_TASK INSTRUCTIONS:_ Without the images, write out the whole listing exactly.

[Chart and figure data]
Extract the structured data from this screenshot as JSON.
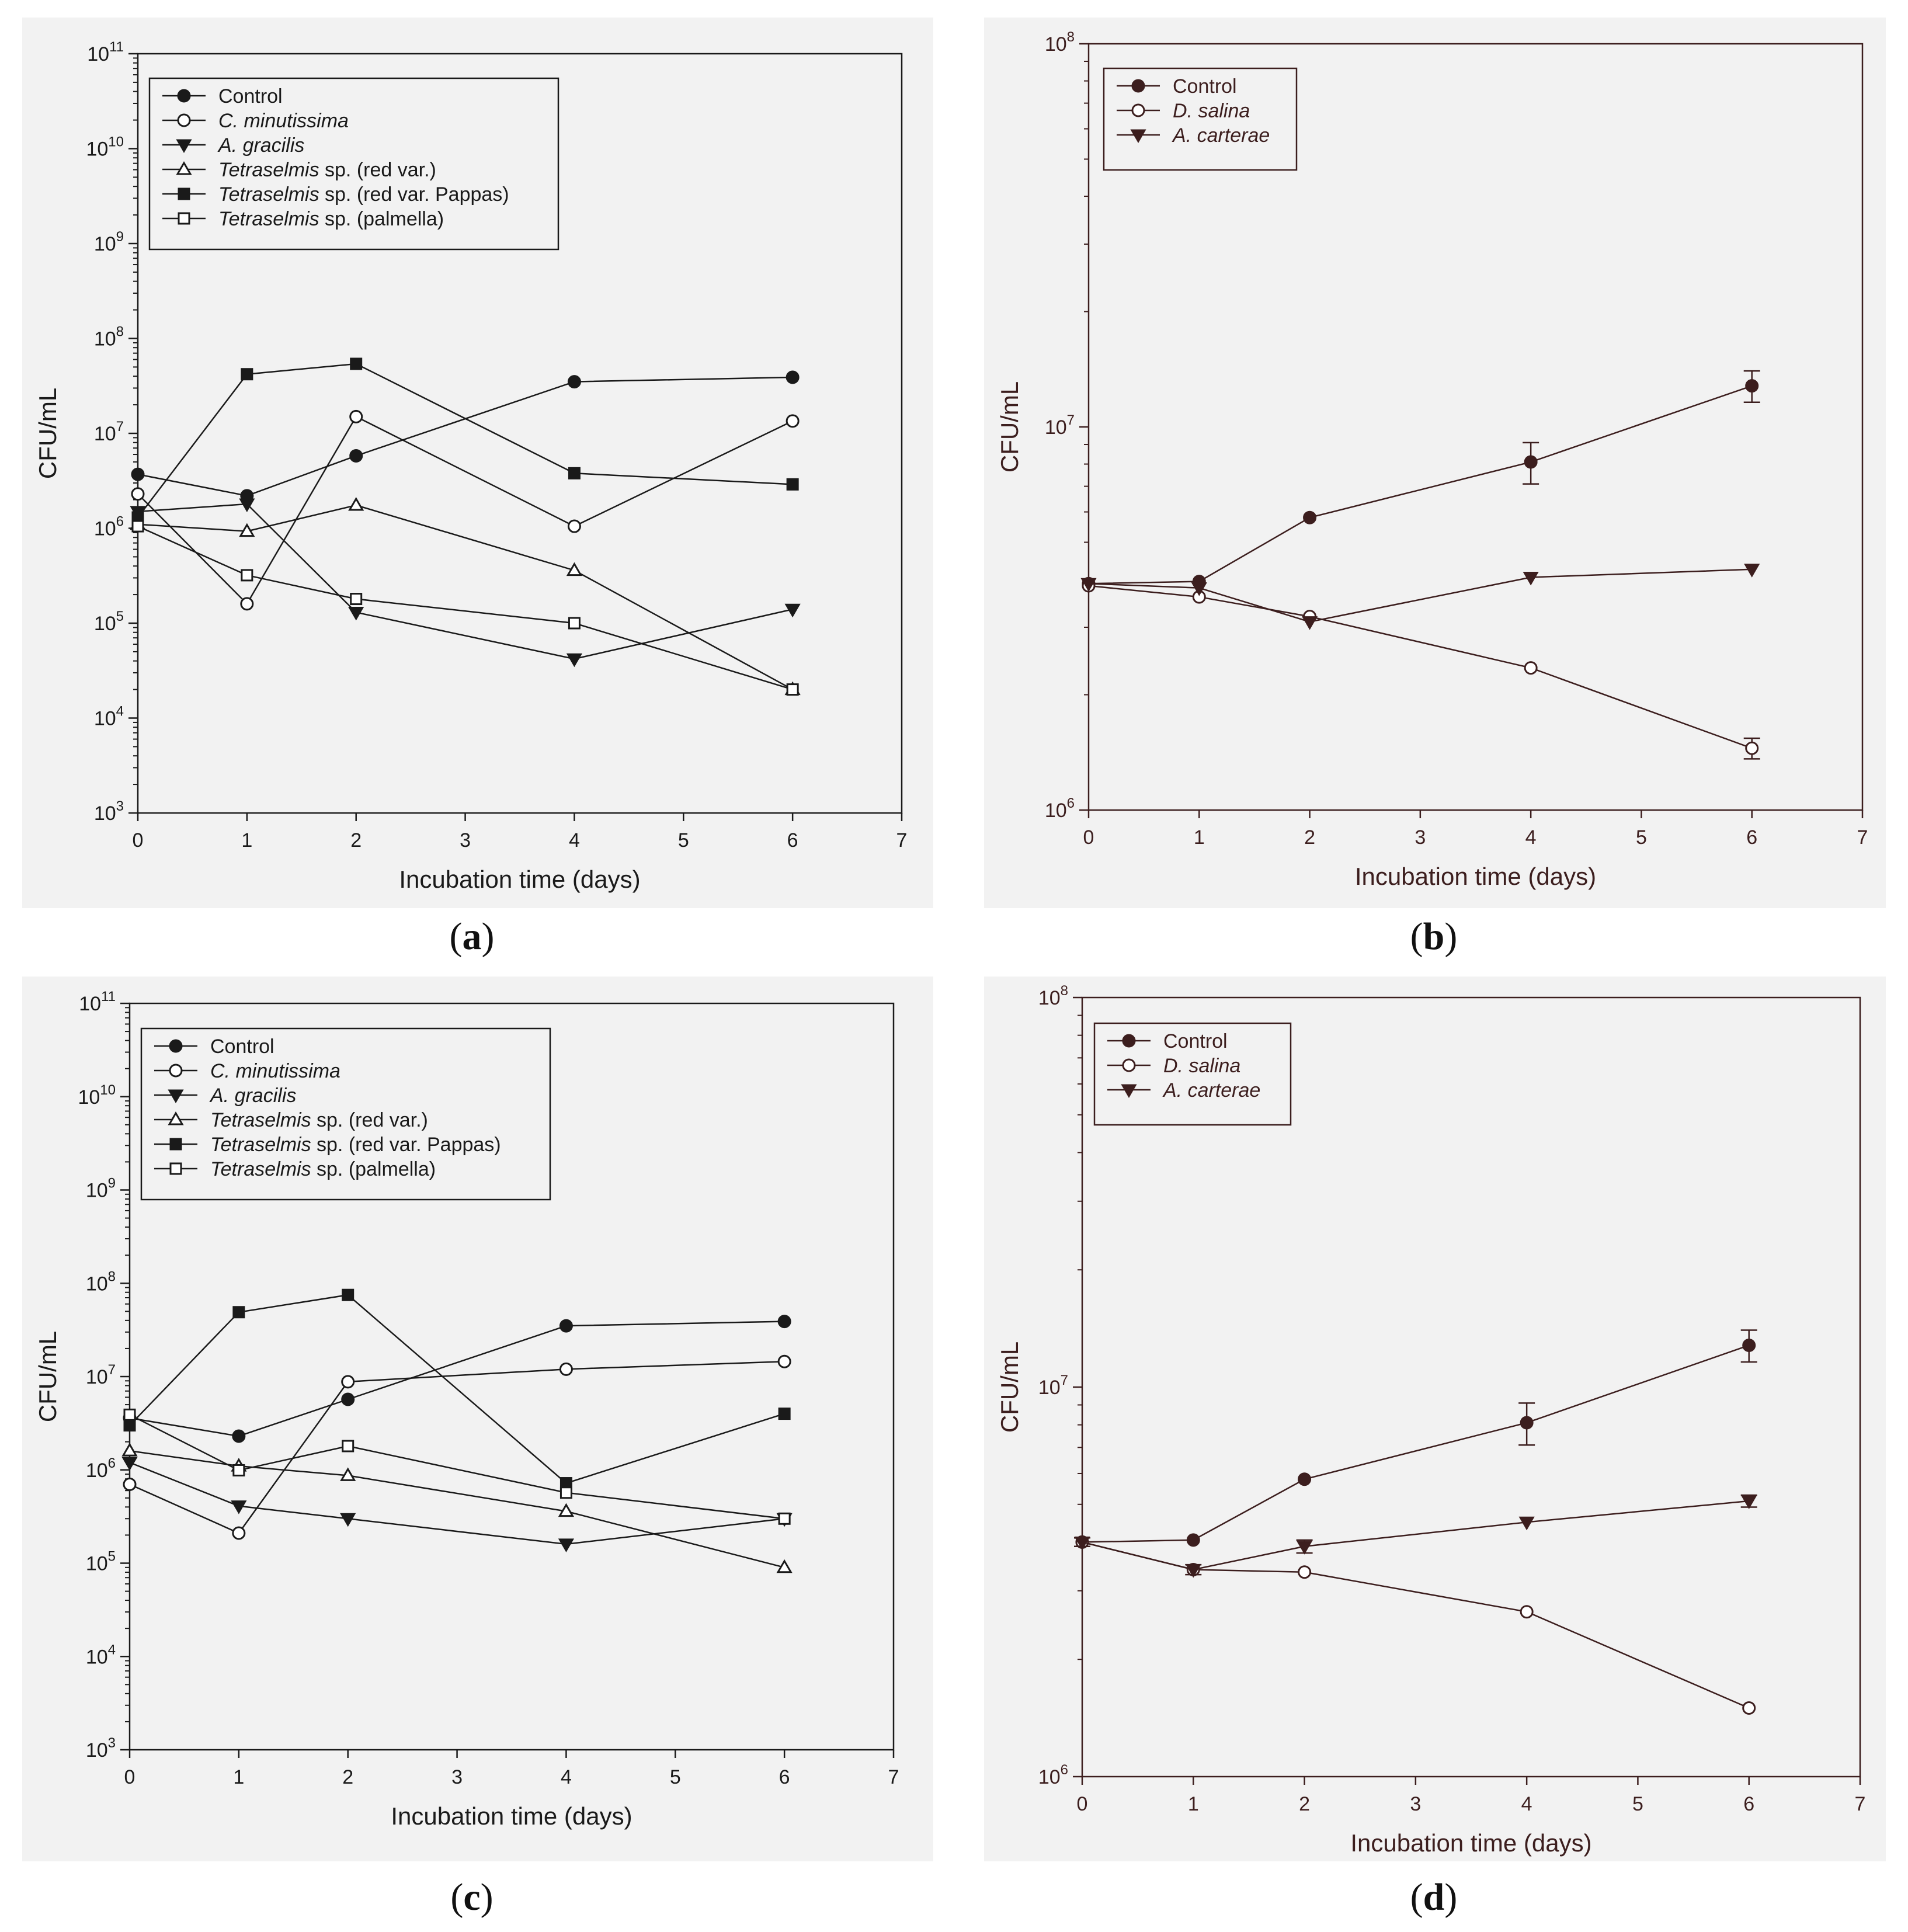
{
  "figure": {
    "panel_labels": [
      "(a)",
      "(b)",
      "(c)",
      "(d)"
    ]
  },
  "chart_data": [
    {
      "panel": "(a)",
      "type": "line",
      "yscale": "log",
      "xlabel": "Incubation time (days)",
      "ylabel": "CFU/mL",
      "xlim": [
        0,
        7
      ],
      "ylim": [
        1000,
        100000000000
      ],
      "xticks": [
        0,
        1,
        2,
        3,
        4,
        5,
        6,
        7
      ],
      "ytick_exponents": [
        3,
        4,
        5,
        6,
        7,
        8,
        9,
        10,
        11
      ],
      "legend_location": "top-left",
      "line_color": "#1a1a1a",
      "x": [
        0,
        1,
        2,
        4,
        6
      ],
      "series": [
        {
          "name": "Control",
          "italic": "",
          "suffix": "Control",
          "marker": "circle-filled",
          "values": [
            3700000,
            2200000,
            5800000,
            35000000,
            39000000
          ]
        },
        {
          "name": "C. minutissima",
          "italic": "C. minutissima",
          "suffix": "",
          "marker": "circle-open",
          "values": [
            2300000,
            160000,
            15000000,
            1050000,
            13500000
          ]
        },
        {
          "name": "A. gracilis",
          "italic": "A. gracilis",
          "suffix": "",
          "marker": "triangle-down-filled",
          "values": [
            1500000,
            1800000,
            130000,
            42000,
            140000
          ]
        },
        {
          "name": "Tetraselmis sp. (red var.)",
          "italic": "Tetraselmis",
          "suffix": " sp. (red var.)",
          "marker": "triangle-up-open",
          "values": [
            1100000,
            930000,
            1750000,
            360000,
            20000
          ]
        },
        {
          "name": "Tetraselmis sp. (red var. Pappas)",
          "italic": "Tetraselmis",
          "suffix": " sp. (red var. Pappas)",
          "marker": "square-filled",
          "values": [
            1300000,
            42000000,
            54000000,
            3800000,
            2900000
          ]
        },
        {
          "name": "Tetraselmis sp. (palmella)",
          "italic": "Tetraselmis",
          "suffix": " sp. (palmella)",
          "marker": "square-open",
          "values": [
            1050000,
            320000,
            180000,
            100000,
            20000
          ]
        }
      ]
    },
    {
      "panel": "(b)",
      "type": "line",
      "yscale": "log",
      "xlabel": "Incubation time (days)",
      "ylabel": "CFU/mL",
      "xlim": [
        0,
        7
      ],
      "ylim": [
        1000000,
        100000000
      ],
      "xticks": [
        0,
        1,
        2,
        3,
        4,
        5,
        6,
        7
      ],
      "ytick_exponents": [
        6,
        7,
        8
      ],
      "legend_location": "top-left",
      "line_color": "#3c1e1e",
      "x": [
        0,
        1,
        2,
        4,
        6
      ],
      "series": [
        {
          "name": "Control",
          "italic": "",
          "suffix": "Control",
          "marker": "circle-filled",
          "values": [
            3900000,
            3950000,
            5800000,
            8100000,
            12800000
          ],
          "errors": [
            0,
            0,
            0,
            1000000,
            1200000
          ]
        },
        {
          "name": "D. salina",
          "italic": "D. salina",
          "suffix": "",
          "marker": "circle-open",
          "values": [
            3850000,
            3600000,
            3200000,
            2350000,
            1450000
          ],
          "errors": [
            0,
            0,
            0,
            0,
            90000
          ]
        },
        {
          "name": "A. carterae",
          "italic": "A. carterae",
          "suffix": "",
          "marker": "triangle-down-filled",
          "values": [
            3900000,
            3800000,
            3100000,
            4050000,
            4250000
          ],
          "errors": [
            0,
            0,
            0,
            0,
            0
          ]
        }
      ]
    },
    {
      "panel": "(c)",
      "type": "line",
      "yscale": "log",
      "xlabel": "Incubation time (days)",
      "ylabel": "CFU/mL",
      "xlim": [
        0,
        7
      ],
      "ylim": [
        1000,
        100000000000
      ],
      "xticks": [
        0,
        1,
        2,
        3,
        4,
        5,
        6,
        7
      ],
      "ytick_exponents": [
        3,
        4,
        5,
        6,
        7,
        8,
        9,
        10,
        11
      ],
      "legend_location": "top-left",
      "line_color": "#1a1a1a",
      "x": [
        0,
        1,
        2,
        4,
        6
      ],
      "series": [
        {
          "name": "Control",
          "italic": "",
          "suffix": "Control",
          "marker": "circle-filled",
          "values": [
            3600000,
            2300000,
            5700000,
            35000000,
            39000000
          ]
        },
        {
          "name": "C. minutissima",
          "italic": "C. minutissima",
          "suffix": "",
          "marker": "circle-open",
          "values": [
            700000,
            210000,
            8800000,
            12000000,
            14500000
          ]
        },
        {
          "name": "A. gracilis",
          "italic": "A. gracilis",
          "suffix": "",
          "marker": "triangle-down-filled",
          "values": [
            1200000,
            410000,
            300000,
            160000,
            300000
          ]
        },
        {
          "name": "Tetraselmis sp. (red var.)",
          "italic": "Tetraselmis",
          "suffix": " sp. (red var.)",
          "marker": "triangle-up-open",
          "values": [
            1600000,
            1100000,
            870000,
            360000,
            90000
          ]
        },
        {
          "name": "Tetraselmis sp. (red var. Pappas)",
          "italic": "Tetraselmis",
          "suffix": " sp. (red var. Pappas)",
          "marker": "square-filled",
          "values": [
            3000000,
            49000000,
            75000000,
            720000,
            4000000
          ]
        },
        {
          "name": "Tetraselmis sp. (palmella)",
          "italic": "Tetraselmis",
          "suffix": " sp. (palmella)",
          "marker": "square-open",
          "values": [
            3900000,
            990000,
            1800000,
            570000,
            300000
          ]
        }
      ]
    },
    {
      "panel": "(d)",
      "type": "line",
      "yscale": "log",
      "xlabel": "Incubation time (days)",
      "ylabel": "CFU/mL",
      "xlim": [
        0,
        7
      ],
      "ylim": [
        1000000,
        100000000
      ],
      "xticks": [
        0,
        1,
        2,
        3,
        4,
        5,
        6,
        7
      ],
      "ytick_exponents": [
        6,
        7,
        8
      ],
      "legend_location": "top-left",
      "line_color": "#3c1e1e",
      "x": [
        0,
        1,
        2,
        4,
        6
      ],
      "series": [
        {
          "name": "Control",
          "italic": "",
          "suffix": "Control",
          "marker": "circle-filled",
          "values": [
            4000000,
            4050000,
            5800000,
            8100000,
            12800000
          ],
          "errors": [
            0,
            0,
            0,
            1000000,
            1200000
          ]
        },
        {
          "name": "D. salina",
          "italic": "D. salina",
          "suffix": "",
          "marker": "circle-open",
          "values": [
            4000000,
            3400000,
            3350000,
            2650000,
            1500000
          ],
          "errors": [
            0,
            0,
            0,
            0,
            0
          ]
        },
        {
          "name": "A. carterae",
          "italic": "A. carterae",
          "suffix": "",
          "marker": "triangle-down-filled",
          "values": [
            4000000,
            3400000,
            3900000,
            4500000,
            5100000
          ],
          "errors": [
            100000,
            100000,
            150000,
            0,
            180000
          ]
        }
      ]
    }
  ]
}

_REPLY:_
Extract the structured data from this screenshot as JSON.
{
  "figure": {
    "panel_labels": [
      "(a)",
      "(b)",
      "(c)",
      "(d)"
    ]
  },
  "chart_data": [
    {
      "panel": "(a)",
      "type": "line",
      "yscale": "log",
      "xlabel": "Incubation time (days)",
      "ylabel": "CFU/mL",
      "xlim": [
        0,
        7
      ],
      "ylim": [
        1000,
        100000000000
      ],
      "xticks": [
        0,
        1,
        2,
        3,
        4,
        5,
        6,
        7
      ],
      "ytick_exponents": [
        3,
        4,
        5,
        6,
        7,
        8,
        9,
        10,
        11
      ],
      "legend_location": "top-left",
      "line_color": "#1a1a1a",
      "x": [
        0,
        1,
        2,
        4,
        6
      ],
      "series": [
        {
          "name": "Control",
          "italic": "",
          "suffix": "Control",
          "marker": "circle-filled",
          "values": [
            3700000,
            2200000,
            5800000,
            35000000,
            39000000
          ]
        },
        {
          "name": "C. minutissima",
          "italic": "C. minutissima",
          "suffix": "",
          "marker": "circle-open",
          "values": [
            2300000,
            160000,
            15000000,
            1050000,
            13500000
          ]
        },
        {
          "name": "A. gracilis",
          "italic": "A. gracilis",
          "suffix": "",
          "marker": "triangle-down-filled",
          "values": [
            1500000,
            1800000,
            130000,
            42000,
            140000
          ]
        },
        {
          "name": "Tetraselmis sp. (red var.)",
          "italic": "Tetraselmis",
          "suffix": " sp. (red var.)",
          "marker": "triangle-up-open",
          "values": [
            1100000,
            930000,
            1750000,
            360000,
            20000
          ]
        },
        {
          "name": "Tetraselmis sp. (red var. Pappas)",
          "italic": "Tetraselmis",
          "suffix": " sp. (red var. Pappas)",
          "marker": "square-filled",
          "values": [
            1300000,
            42000000,
            54000000,
            3800000,
            2900000
          ]
        },
        {
          "name": "Tetraselmis sp. (palmella)",
          "italic": "Tetraselmis",
          "suffix": " sp. (palmella)",
          "marker": "square-open",
          "values": [
            1050000,
            320000,
            180000,
            100000,
            20000
          ]
        }
      ]
    },
    {
      "panel": "(b)",
      "type": "line",
      "yscale": "log",
      "xlabel": "Incubation time (days)",
      "ylabel": "CFU/mL",
      "xlim": [
        0,
        7
      ],
      "ylim": [
        1000000,
        100000000
      ],
      "xticks": [
        0,
        1,
        2,
        3,
        4,
        5,
        6,
        7
      ],
      "ytick_exponents": [
        6,
        7,
        8
      ],
      "legend_location": "top-left",
      "line_color": "#3c1e1e",
      "x": [
        0,
        1,
        2,
        4,
        6
      ],
      "series": [
        {
          "name": "Control",
          "italic": "",
          "suffix": "Control",
          "marker": "circle-filled",
          "values": [
            3900000,
            3950000,
            5800000,
            8100000,
            12800000
          ],
          "errors": [
            0,
            0,
            0,
            1000000,
            1200000
          ]
        },
        {
          "name": "D. salina",
          "italic": "D. salina",
          "suffix": "",
          "marker": "circle-open",
          "values": [
            3850000,
            3600000,
            3200000,
            2350000,
            1450000
          ],
          "errors": [
            0,
            0,
            0,
            0,
            90000
          ]
        },
        {
          "name": "A. carterae",
          "italic": "A. carterae",
          "suffix": "",
          "marker": "triangle-down-filled",
          "values": [
            3900000,
            3800000,
            3100000,
            4050000,
            4250000
          ],
          "errors": [
            0,
            0,
            0,
            0,
            0
          ]
        }
      ]
    },
    {
      "panel": "(c)",
      "type": "line",
      "yscale": "log",
      "xlabel": "Incubation time (days)",
      "ylabel": "CFU/mL",
      "xlim": [
        0,
        7
      ],
      "ylim": [
        1000,
        100000000000
      ],
      "xticks": [
        0,
        1,
        2,
        3,
        4,
        5,
        6,
        7
      ],
      "ytick_exponents": [
        3,
        4,
        5,
        6,
        7,
        8,
        9,
        10,
        11
      ],
      "legend_location": "top-left",
      "line_color": "#1a1a1a",
      "x": [
        0,
        1,
        2,
        4,
        6
      ],
      "series": [
        {
          "name": "Control",
          "italic": "",
          "suffix": "Control",
          "marker": "circle-filled",
          "values": [
            3600000,
            2300000,
            5700000,
            35000000,
            39000000
          ]
        },
        {
          "name": "C. minutissima",
          "italic": "C. minutissima",
          "suffix": "",
          "marker": "circle-open",
          "values": [
            700000,
            210000,
            8800000,
            12000000,
            14500000
          ]
        },
        {
          "name": "A. gracilis",
          "italic": "A. gracilis",
          "suffix": "",
          "marker": "triangle-down-filled",
          "values": [
            1200000,
            410000,
            300000,
            160000,
            300000
          ]
        },
        {
          "name": "Tetraselmis sp. (red var.)",
          "italic": "Tetraselmis",
          "suffix": " sp. (red var.)",
          "marker": "triangle-up-open",
          "values": [
            1600000,
            1100000,
            870000,
            360000,
            90000
          ]
        },
        {
          "name": "Tetraselmis sp. (red var. Pappas)",
          "italic": "Tetraselmis",
          "suffix": " sp. (red var. Pappas)",
          "marker": "square-filled",
          "values": [
            3000000,
            49000000,
            75000000,
            720000,
            4000000
          ]
        },
        {
          "name": "Tetraselmis sp. (palmella)",
          "italic": "Tetraselmis",
          "suffix": " sp. (palmella)",
          "marker": "square-open",
          "values": [
            3900000,
            990000,
            1800000,
            570000,
            300000
          ]
        }
      ]
    },
    {
      "panel": "(d)",
      "type": "line",
      "yscale": "log",
      "xlabel": "Incubation time (days)",
      "ylabel": "CFU/mL",
      "xlim": [
        0,
        7
      ],
      "ylim": [
        1000000,
        100000000
      ],
      "xticks": [
        0,
        1,
        2,
        3,
        4,
        5,
        6,
        7
      ],
      "ytick_exponents": [
        6,
        7,
        8
      ],
      "legend_location": "top-left",
      "line_color": "#3c1e1e",
      "x": [
        0,
        1,
        2,
        4,
        6
      ],
      "series": [
        {
          "name": "Control",
          "italic": "",
          "suffix": "Control",
          "marker": "circle-filled",
          "values": [
            4000000,
            4050000,
            5800000,
            8100000,
            12800000
          ],
          "errors": [
            0,
            0,
            0,
            1000000,
            1200000
          ]
        },
        {
          "name": "D. salina",
          "italic": "D. salina",
          "suffix": "",
          "marker": "circle-open",
          "values": [
            4000000,
            3400000,
            3350000,
            2650000,
            1500000
          ],
          "errors": [
            0,
            0,
            0,
            0,
            0
          ]
        },
        {
          "name": "A. carterae",
          "italic": "A. carterae",
          "suffix": "",
          "marker": "triangle-down-filled",
          "values": [
            4000000,
            3400000,
            3900000,
            4500000,
            5100000
          ],
          "errors": [
            100000,
            100000,
            150000,
            0,
            180000
          ]
        }
      ]
    }
  ]
}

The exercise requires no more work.